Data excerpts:

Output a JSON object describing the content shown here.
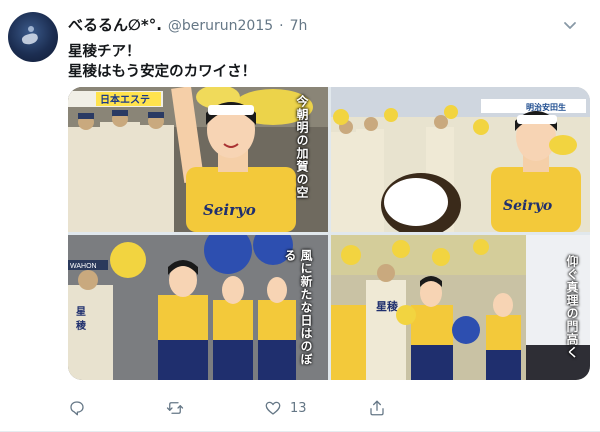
{
  "tweet": {
    "display_name": "べるるん∅*°.",
    "handle": "@berurun2015",
    "separator": "·",
    "time": "7h",
    "text_line1": "星稜チア！",
    "text_line2": "星稜はもう安定のカワイさ！",
    "menu_icon": "chevron-down-icon"
  },
  "media": {
    "images": [
      {
        "caption": "今朝明の加賀の空",
        "banner": "日本エステ",
        "jersey": "Seiryo"
      },
      {
        "banner": "明治安田生",
        "jersey": "Seiryo"
      },
      {
        "caption": "風に新たな日はのぼる",
        "banner": "WAHON"
      },
      {
        "caption": "仰ぐ真理の門高く",
        "banner": "星稜"
      }
    ]
  },
  "actions": {
    "reply_icon": "reply-icon",
    "retweet_icon": "retweet-icon",
    "like_icon": "heart-icon",
    "like_count": "13",
    "share_icon": "share-icon"
  },
  "colors": {
    "text_primary": "#14171a",
    "text_secondary": "#657786",
    "cheer_yellow": "#f3d23a",
    "cheer_navy": "#1f2f6e"
  }
}
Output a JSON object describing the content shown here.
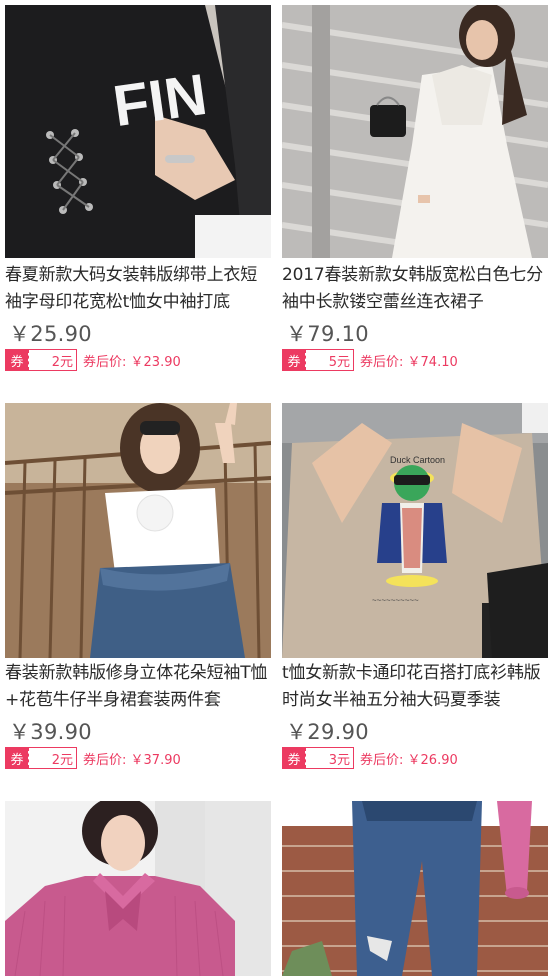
{
  "currency": "￥",
  "coupon_label": "券",
  "after_coupon_label": "券后价:",
  "products": [
    {
      "title": "春夏新款大码女装韩版绑带上衣短袖字母印花宽松t恤女中袖打底",
      "price": "￥25.90",
      "coupon": "2元",
      "after_price": "￥23.90"
    },
    {
      "title": "2017春装新款女韩版宽松白色七分袖中长款镂空蕾丝连衣裙子",
      "price": "￥79.10",
      "coupon": "5元",
      "after_price": "￥74.10"
    },
    {
      "title": "春装新款韩版修身立体花朵短袖T恤+花苞牛仔半身裙套装两件套",
      "price": "￥39.90",
      "coupon": "2元",
      "after_price": "￥37.90"
    },
    {
      "title": "t恤女新款卡通印花百搭打底衫韩版时尚女半袖五分袖大码夏季装",
      "price": "￥29.90",
      "coupon": "3元",
      "after_price": "￥26.90"
    }
  ],
  "images": [
    {
      "icon": "black-lace-up-tee-photo",
      "text": "FIN"
    },
    {
      "icon": "white-lace-dress-photo"
    },
    {
      "icon": "white-top-denim-skirt-photo"
    },
    {
      "icon": "duck-print-tee-photo",
      "text": "Duck Cartoon"
    },
    {
      "icon": "pink-bow-blouse-photo"
    },
    {
      "icon": "ripped-jeans-photo"
    }
  ]
}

Instructions for the task: Using the material above, retype each entry exactly and omit the pictures.

Written solution:
Output a JSON object describing the content shown here.
{
  "tweet": {
    "display_name": "べるるん∅*°.",
    "handle": "@berurun2015",
    "separator": "·",
    "time": "7h",
    "text_line1": "星稜チア！",
    "text_line2": "星稜はもう安定のカワイさ！",
    "menu_icon": "chevron-down-icon"
  },
  "media": {
    "images": [
      {
        "caption": "今朝明の加賀の空",
        "banner": "日本エステ",
        "jersey": "Seiryo"
      },
      {
        "banner": "明治安田生",
        "jersey": "Seiryo"
      },
      {
        "caption": "風に新たな日はのぼる",
        "banner": "WAHON"
      },
      {
        "caption": "仰ぐ真理の門高く",
        "banner": "星稜"
      }
    ]
  },
  "actions": {
    "reply_icon": "reply-icon",
    "retweet_icon": "retweet-icon",
    "like_icon": "heart-icon",
    "like_count": "13",
    "share_icon": "share-icon"
  },
  "colors": {
    "text_primary": "#14171a",
    "text_secondary": "#657786",
    "cheer_yellow": "#f3d23a",
    "cheer_navy": "#1f2f6e"
  }
}
Output a JSON object describing the content shown here.
{
  "currency": "￥",
  "coupon_label": "券",
  "after_coupon_label": "券后价:",
  "products": [
    {
      "title": "春夏新款大码女装韩版绑带上衣短袖字母印花宽松t恤女中袖打底",
      "price": "￥25.90",
      "coupon": "2元",
      "after_price": "￥23.90"
    },
    {
      "title": "2017春装新款女韩版宽松白色七分袖中长款镂空蕾丝连衣裙子",
      "price": "￥79.10",
      "coupon": "5元",
      "after_price": "￥74.10"
    },
    {
      "title": "春装新款韩版修身立体花朵短袖T恤+花苞牛仔半身裙套装两件套",
      "price": "￥39.90",
      "coupon": "2元",
      "after_price": "￥37.90"
    },
    {
      "title": "t恤女新款卡通印花百搭打底衫韩版时尚女半袖五分袖大码夏季装",
      "price": "￥29.90",
      "coupon": "3元",
      "after_price": "￥26.90"
    }
  ],
  "images": [
    {
      "icon": "black-lace-up-tee-photo",
      "text": "FIN"
    },
    {
      "icon": "white-lace-dress-photo"
    },
    {
      "icon": "white-top-denim-skirt-photo"
    },
    {
      "icon": "duck-print-tee-photo",
      "text": "Duck Cartoon"
    },
    {
      "icon": "pink-bow-blouse-photo"
    },
    {
      "icon": "ripped-jeans-photo"
    }
  ]
}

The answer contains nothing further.